YOUR GOAL> Return the number of lines in which the word "principles" appears; add nothing else.

Begin RECORD EXCERPTS

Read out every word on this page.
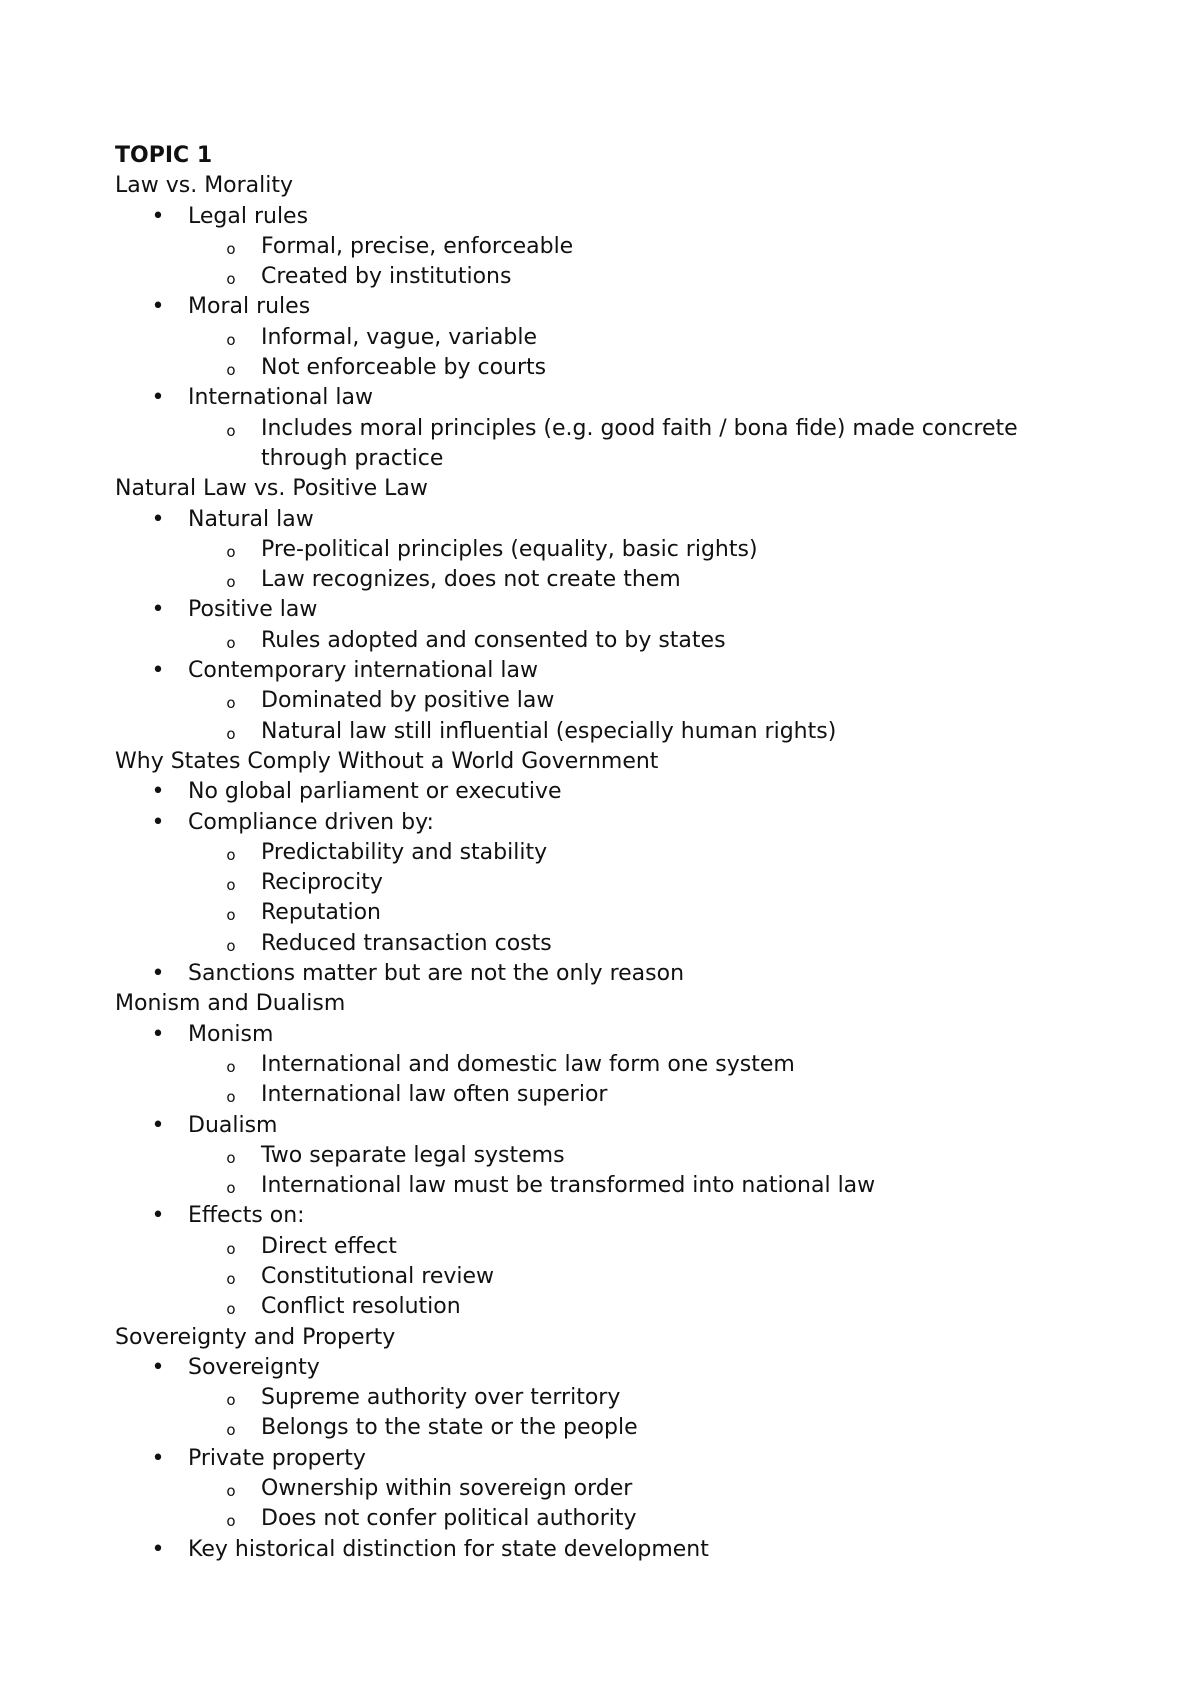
TOPIC 1
Law vs. Morality
• Legal rules
o Formal, precise, enforceable
o Created by institutions
• Moral rules
o Informal, vague, variable
o Not enforceable by courts
• International law
o Includes moral principles (e.g. good faith / bona fide) made concrete through practice
Natural Law vs. Positive Law
• Natural law
o Pre-political principles (equality, basic rights)
o Law recognizes, does not create them
• Positive law
o Rules adopted and consented to by states
• Contemporary international law
o Dominated by positive law
o Natural law still influential (especially human rights)
Why States Comply Without a World Government
• No global parliament or executive
• Compliance driven by:
o Predictability and stability
o Reciprocity
o Reputation
o Reduced transaction costs
• Sanctions matter but are not the only reason
Monism and Dualism
• Monism
o International and domestic law form one system
o International law often superior
• Dualism
o Two separate legal systems
o International law must be transformed into national law
• Effects on:
o Direct effect
o Constitutional review
o Conflict resolution
Sovereignty and Property
• Sovereignty
o Supreme authority over territory
o Belongs to the state or the people
• Private property
o Ownership within sovereign order
o Does not confer political authority
• Key historical distinction for state development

End RECORD EXCERPTS

ANSWER TO THE EXERCISE> 2